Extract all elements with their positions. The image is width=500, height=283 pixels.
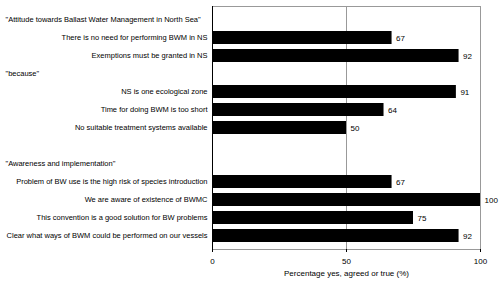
svg-text:NS is one ecological zone: NS is one ecological zone [121, 87, 207, 96]
svg-text:Time for doing BWM is too shor: Time for doing BWM is too short [101, 105, 209, 114]
svg-text:92: 92 [463, 52, 472, 61]
svg-text:Exemptions must be granted in: Exemptions must be granted in NS [92, 51, 208, 60]
svg-text:We are aware of existence of B: We are aware of existence of BWMC [85, 195, 208, 204]
svg-text:No suitable treatment systems: No suitable treatment systems available [75, 123, 208, 132]
svg-text:100: 100 [474, 257, 488, 266]
svg-text:100: 100 [485, 196, 499, 205]
svg-text:92: 92 [463, 232, 472, 241]
svg-text:This convention is a good solu: This convention is a good solution for B… [37, 213, 208, 222]
svg-text:"Awareness and implementation": "Awareness and implementation" [6, 159, 116, 168]
svg-text:0: 0 [210, 257, 215, 266]
svg-text:67: 67 [396, 178, 405, 187]
svg-text:There is no need for performin: There is no need for performing BWM in N… [62, 33, 208, 42]
svg-text:Problem of BW use is the high: Problem of BW use is the high risk of sp… [16, 177, 207, 186]
svg-text:91: 91 [460, 88, 469, 97]
svg-text:67: 67 [396, 34, 405, 43]
svg-text:64: 64 [388, 106, 397, 115]
svg-text:Clear what ways of BWM could b: Clear what ways of BWM could be performe… [7, 231, 208, 240]
svg-text:"because": "because" [6, 69, 40, 78]
svg-text:75: 75 [418, 214, 427, 223]
svg-text:50: 50 [351, 124, 360, 133]
svg-text:"Attitude towards Ballast Wate: "Attitude towards Ballast Water Manageme… [6, 15, 201, 24]
svg-text:Percentage yes, agreed or true: Percentage yes, agreed or true (%) [284, 269, 409, 278]
svg-text:50: 50 [342, 257, 351, 266]
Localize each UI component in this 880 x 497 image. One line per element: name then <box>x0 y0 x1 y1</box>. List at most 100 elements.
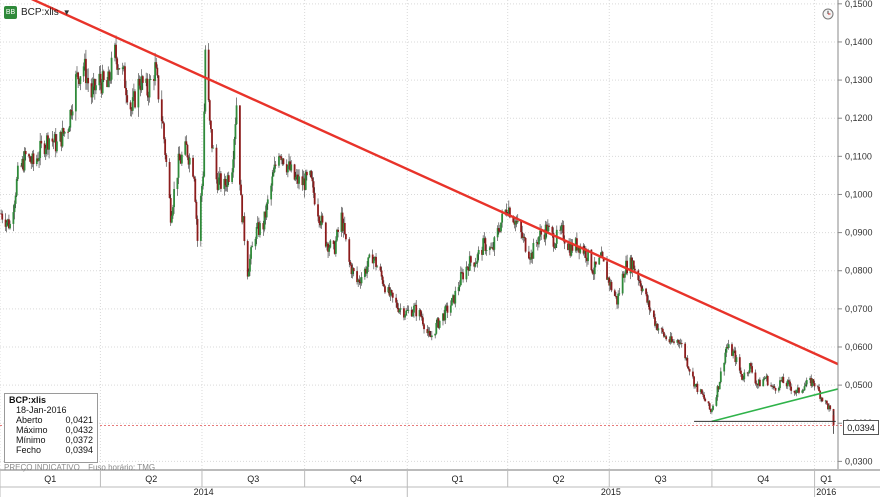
candle-body <box>684 343 687 359</box>
candle-body <box>703 394 705 399</box>
candle-body <box>79 76 82 85</box>
candle-body <box>692 371 694 377</box>
candle-body <box>282 158 285 165</box>
candle-body <box>376 266 379 268</box>
candle-body <box>741 373 743 380</box>
candle-body <box>562 225 565 241</box>
candle-body <box>382 283 385 287</box>
candle-body <box>725 347 728 353</box>
candle-body <box>828 405 830 410</box>
candle-body <box>567 243 569 250</box>
candle-body <box>141 76 144 83</box>
candle-body <box>598 257 601 265</box>
candle-body <box>570 242 573 256</box>
candle-body <box>233 139 236 160</box>
candle-body <box>477 249 480 255</box>
candle-body <box>168 161 171 198</box>
candle-body <box>571 242 574 251</box>
candle-body <box>257 222 260 235</box>
candle-body <box>413 305 415 313</box>
candle-body <box>162 121 164 124</box>
candle-body <box>700 389 703 394</box>
candle-body <box>793 390 796 393</box>
candle-body <box>83 58 86 67</box>
candle-body <box>693 376 695 387</box>
candle-body <box>766 375 769 386</box>
candle-body <box>657 328 660 331</box>
candle-body <box>259 223 261 235</box>
ticker-selector[interactable]: BB BCP:xlis ▼ <box>4 4 71 20</box>
candle-body <box>87 77 90 84</box>
candle-body <box>149 78 152 80</box>
candle-body <box>31 153 34 164</box>
candle-body <box>107 71 110 88</box>
year-label: 2016 <box>816 487 836 497</box>
candle-body <box>723 362 726 372</box>
candle-body <box>748 363 751 373</box>
candle-body <box>249 258 251 272</box>
candle-body <box>115 44 117 59</box>
candle-body <box>731 344 733 356</box>
candle-body <box>827 403 829 410</box>
candle-body <box>381 276 384 284</box>
year-label: 2015 <box>601 487 621 497</box>
info-date: 18-Jan-2016 <box>16 405 67 415</box>
candle-body <box>202 176 204 186</box>
candle-body <box>803 386 806 391</box>
candle-body <box>468 256 471 271</box>
candle-body <box>811 379 814 386</box>
clock-icon[interactable] <box>822 8 834 20</box>
ticker-label: BCP:xlis <box>21 6 59 18</box>
candle-body <box>193 176 196 179</box>
candle-body <box>169 197 172 223</box>
candle-body <box>821 397 824 402</box>
candle-body <box>670 336 673 343</box>
y-tick-label: 0,0600 <box>845 342 873 352</box>
candle-body <box>442 313 444 321</box>
candle-body <box>584 248 587 258</box>
candle-body <box>418 310 421 317</box>
candle-body <box>528 251 530 259</box>
candle-body <box>0 213 3 215</box>
candle-body <box>552 232 555 247</box>
candle-body <box>359 281 362 284</box>
candle-body <box>610 281 613 291</box>
candle-body <box>663 332 665 337</box>
candle-body <box>825 400 828 404</box>
candle-body <box>656 323 659 331</box>
candle-body <box>246 241 249 277</box>
candle-body <box>398 309 401 313</box>
candle-body <box>655 323 658 326</box>
candle-body <box>601 251 604 258</box>
candle-body <box>465 266 468 280</box>
candle-body <box>618 293 621 295</box>
candle-body <box>458 285 461 288</box>
candle-body <box>404 315 406 318</box>
candle-body <box>131 97 134 111</box>
candle-body <box>438 320 441 328</box>
y-tick-label: 0,1300 <box>845 75 873 85</box>
candle-body <box>523 236 526 238</box>
candle-body <box>686 357 689 367</box>
candle-body <box>187 157 190 165</box>
candle-body <box>786 380 789 387</box>
candle-body <box>334 240 337 254</box>
candle-body <box>278 156 280 166</box>
candle-body <box>215 147 218 180</box>
candle-body <box>134 91 136 108</box>
candle-body <box>188 157 191 165</box>
candle-body <box>12 212 15 224</box>
candle-body <box>170 215 173 223</box>
candle-body <box>493 237 496 250</box>
candle-body <box>251 246 254 248</box>
candle-body <box>646 294 649 303</box>
candle-body <box>342 222 345 231</box>
candle-body <box>160 99 163 122</box>
candle-body <box>457 287 460 291</box>
candle-body <box>733 350 736 352</box>
candle-body <box>579 245 582 253</box>
candle-body <box>454 290 457 304</box>
candle-body <box>516 220 519 223</box>
candle-body <box>587 249 589 262</box>
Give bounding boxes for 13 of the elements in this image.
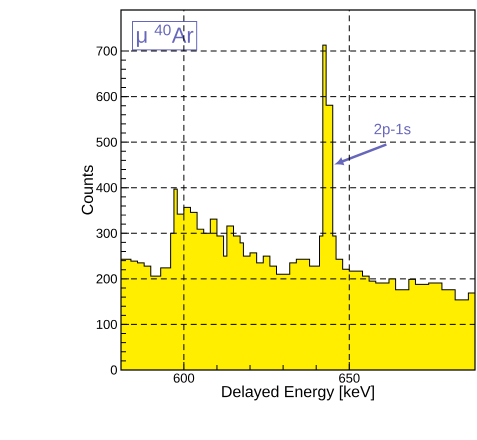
text: μ $^{40}$Ar (136, 24, 194, 47)
y-tick-label: 600 (96, 92, 117, 102)
y-axis-title: Counts (82, 165, 94, 214)
y-tick-label: 300 (96, 228, 117, 238)
y-tick-label: 500 (96, 138, 117, 147)
y-tick-label: 0 (110, 365, 117, 375)
y-tick-label: 700 (96, 46, 117, 56)
annotation: 2p-1s (374, 124, 411, 138)
y-tick-label: 200 (96, 274, 117, 284)
y-tick-label: 400 (96, 183, 117, 192)
x-tick-label: 650 (339, 374, 360, 383)
x-axis-title: Delayed Energy [keV] (222, 386, 374, 400)
y-tick-label: 100 (96, 320, 117, 330)
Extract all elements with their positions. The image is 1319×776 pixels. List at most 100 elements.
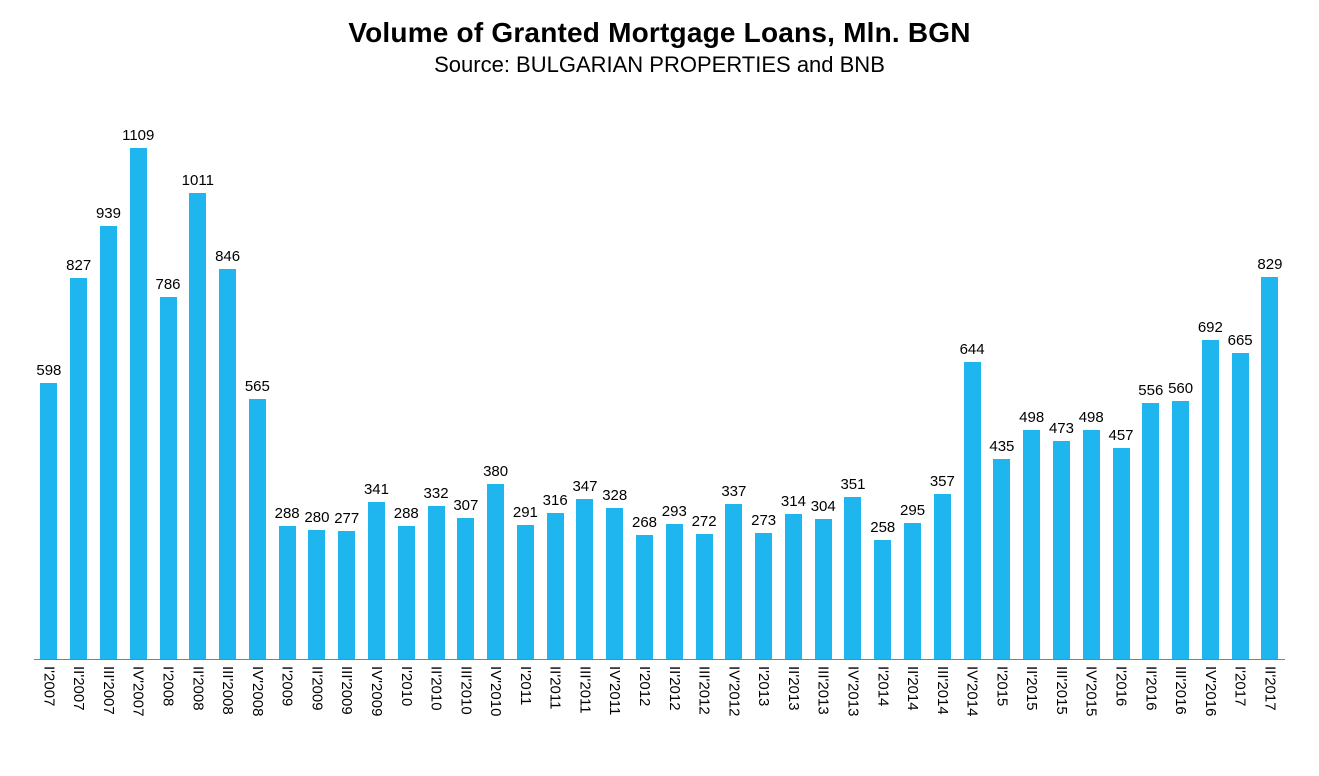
bar-value-label: 1109 xyxy=(122,127,155,144)
x-tick-label: III'2016 xyxy=(1172,666,1190,715)
x-tick: I'2017 xyxy=(1225,660,1255,752)
bar-column: 277 xyxy=(332,510,362,659)
bar xyxy=(1172,401,1190,659)
bar xyxy=(40,383,58,659)
bar-value-label: 786 xyxy=(155,276,181,293)
bar-column: 288 xyxy=(272,505,302,659)
x-tick-label: III'2013 xyxy=(814,666,832,715)
x-tick: III'2016 xyxy=(1166,660,1196,752)
bar xyxy=(606,508,624,659)
bar xyxy=(695,534,713,659)
bar xyxy=(933,494,951,659)
x-tick: I'2011 xyxy=(511,660,541,752)
x-tick-label: I'2013 xyxy=(755,666,773,707)
x-tick: IV'2010 xyxy=(481,660,511,752)
x-tick: II'2017 xyxy=(1255,660,1285,752)
bar-column: 829 xyxy=(1255,256,1285,659)
bar-column: 560 xyxy=(1166,380,1196,659)
bar xyxy=(755,533,773,659)
bar-column: 665 xyxy=(1225,332,1255,659)
bar-value-label: 288 xyxy=(393,505,419,522)
x-tick: I'2015 xyxy=(987,660,1017,752)
x-tick: II'2012 xyxy=(659,660,689,752)
x-tick-label: III'2009 xyxy=(338,666,356,715)
bar-value-label: 473 xyxy=(1048,420,1074,437)
x-tick: II'2014 xyxy=(898,660,928,752)
bar-column: 332 xyxy=(421,485,451,659)
x-tick: III'2011 xyxy=(570,660,600,752)
x-tick: III'2008 xyxy=(213,660,243,752)
bar-column: 337 xyxy=(719,483,749,659)
bar xyxy=(1052,441,1070,659)
bar-column: 268 xyxy=(630,514,660,659)
x-tick-label: II'2010 xyxy=(427,666,445,711)
bar xyxy=(963,362,981,659)
bar-column: 598 xyxy=(34,362,64,659)
x-tick: IV'2013 xyxy=(838,660,868,752)
x-tick: I'2007 xyxy=(34,660,64,752)
x-tick-label: I'2016 xyxy=(1112,666,1130,707)
bar xyxy=(159,297,177,659)
bar-column: 272 xyxy=(689,513,719,659)
bar-value-label: 351 xyxy=(840,476,866,493)
x-tick-label: IV'2009 xyxy=(367,666,385,717)
bar-value-label: 258 xyxy=(870,519,896,536)
bar xyxy=(338,531,356,659)
x-tick: I'2016 xyxy=(1106,660,1136,752)
x-tick-label: IV'2012 xyxy=(725,666,743,717)
bar-value-label: 288 xyxy=(274,505,300,522)
bar xyxy=(576,499,594,659)
bar-value-label: 337 xyxy=(721,483,747,500)
bar xyxy=(397,526,415,659)
bar-column: 357 xyxy=(927,473,957,659)
x-tick-label: II'2014 xyxy=(904,666,922,711)
bar xyxy=(70,278,88,659)
bar-column: 341 xyxy=(362,481,392,659)
bar-column: 565 xyxy=(242,378,272,659)
x-tick: III'2009 xyxy=(332,660,362,752)
bar-column: 1109 xyxy=(122,127,155,659)
bar-value-label: 665 xyxy=(1227,332,1253,349)
bar-column: 786 xyxy=(153,276,183,659)
bar-column: 347 xyxy=(570,478,600,659)
x-tick: III'2007 xyxy=(94,660,124,752)
bar-column: 827 xyxy=(64,257,94,659)
chart-subtitle: Source: BULGARIAN PROPERTIES and BNB xyxy=(434,52,885,77)
x-tick-label: II'2017 xyxy=(1261,666,1279,711)
bar xyxy=(874,540,892,659)
bar-column: 273 xyxy=(749,512,779,659)
x-tick-label: IV'2013 xyxy=(844,666,862,717)
bar xyxy=(636,535,654,659)
x-tick-label: II'2015 xyxy=(1023,666,1041,711)
x-tick: I'2009 xyxy=(272,660,302,752)
bar-value-label: 939 xyxy=(95,205,121,222)
bar-column: 498 xyxy=(1076,409,1106,659)
bar-column: 644 xyxy=(957,341,987,659)
x-tick: II'2010 xyxy=(421,660,451,752)
x-tick: III'2012 xyxy=(689,660,719,752)
bar-value-label: 357 xyxy=(929,473,955,490)
bar xyxy=(814,519,832,659)
bar xyxy=(725,504,743,659)
bar xyxy=(427,506,445,659)
x-tick: I'2013 xyxy=(749,660,779,752)
x-tick: IV'2014 xyxy=(957,660,987,752)
bar-value-label: 314 xyxy=(780,493,806,510)
x-tick-label: I'2012 xyxy=(636,666,654,707)
bar xyxy=(308,530,326,659)
bar xyxy=(1112,448,1130,659)
x-tick-label: II'2012 xyxy=(665,666,683,711)
bar-value-label: 273 xyxy=(751,512,777,529)
bar-column: 435 xyxy=(987,438,1017,659)
x-tick-label: IV'2008 xyxy=(248,666,266,717)
bar-value-label: 692 xyxy=(1197,319,1223,336)
bar-column: 1011 xyxy=(182,172,214,659)
bar-column: 258 xyxy=(868,519,898,659)
plot-area: 598 827 939 1109 786 1011 846 565 288 280 277 341 28… xyxy=(34,106,1285,752)
bar-column: 692 xyxy=(1195,319,1225,659)
x-tick-label: IV'2014 xyxy=(963,666,981,717)
x-tick-label: IV'2015 xyxy=(1082,666,1100,717)
x-tick: IV'2011 xyxy=(600,660,630,752)
x-tick-label: III'2012 xyxy=(695,666,713,715)
x-tick: II'2009 xyxy=(302,660,332,752)
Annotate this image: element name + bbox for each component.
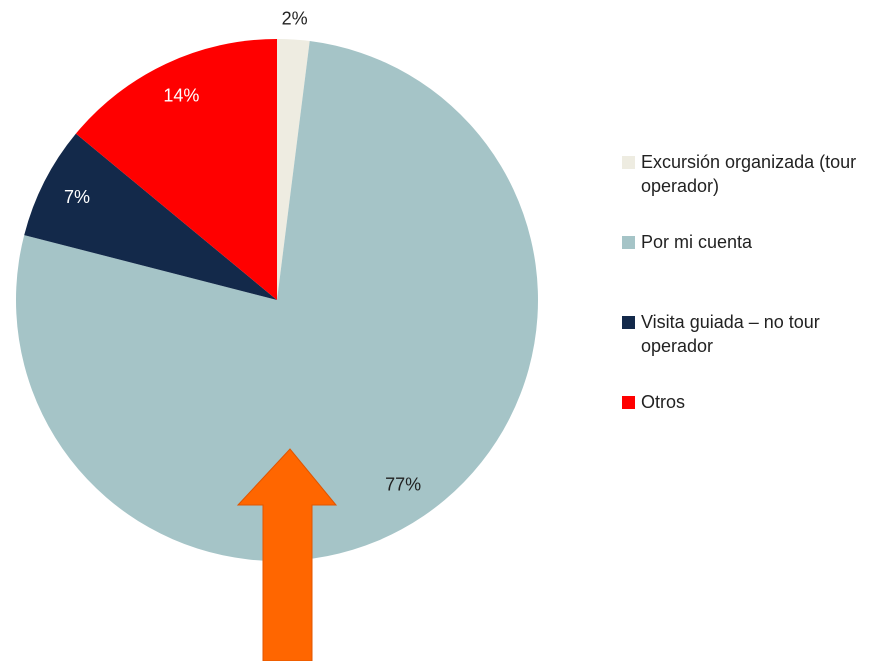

##############################

Copy out the lines from the one containing "svg-text:NS is one" through the one containing "svg-text:Percentage yes, agreed", exactly as they appear, including both of those lines.

● RESPONSE TO THIS EXERCISE
svg-text:NS is one ecological zone: NS is one ecological zone [121, 87, 207, 96]
svg-text:Time for doing BWM is too shor: Time for doing BWM is too short [101, 105, 209, 114]
svg-text:92: 92 [463, 52, 472, 61]
svg-text:Exemptions must be granted in: Exemptions must be granted in NS [92, 51, 208, 60]
svg-text:We are aware of existence of B: We are aware of existence of BWMC [85, 195, 208, 204]
svg-text:No suitable treatment systems: No suitable treatment systems available [75, 123, 208, 132]
svg-text:100: 100 [474, 257, 488, 266]
svg-text:100: 100 [485, 196, 499, 205]
svg-text:92: 92 [463, 232, 472, 241]
svg-text:This convention is a good solu: This convention is a good solution for B… [37, 213, 208, 222]
svg-text:"Awareness and implementation": "Awareness and implementation" [6, 159, 116, 168]
svg-text:0: 0 [210, 257, 215, 266]
svg-text:67: 67 [396, 178, 405, 187]
svg-text:There is no need for performin: There is no need for performing BWM in N… [62, 33, 208, 42]
svg-text:Problem of BW use is the high: Problem of BW use is the high risk of sp… [16, 177, 207, 186]
svg-text:91: 91 [460, 88, 469, 97]
svg-text:67: 67 [396, 34, 405, 43]
svg-text:64: 64 [388, 106, 397, 115]
svg-text:Clear what ways of BWM could b: Clear what ways of BWM could be performe… [7, 231, 208, 240]
svg-text:"because": "because" [6, 69, 40, 78]
svg-text:75: 75 [418, 214, 427, 223]
svg-text:50: 50 [351, 124, 360, 133]
svg-text:"Attitude towards Ballast Wate: "Attitude towards Ballast Water Manageme… [6, 15, 201, 24]
svg-text:Percentage yes, agreed or true: Percentage yes, agreed or true (%) [284, 269, 409, 278]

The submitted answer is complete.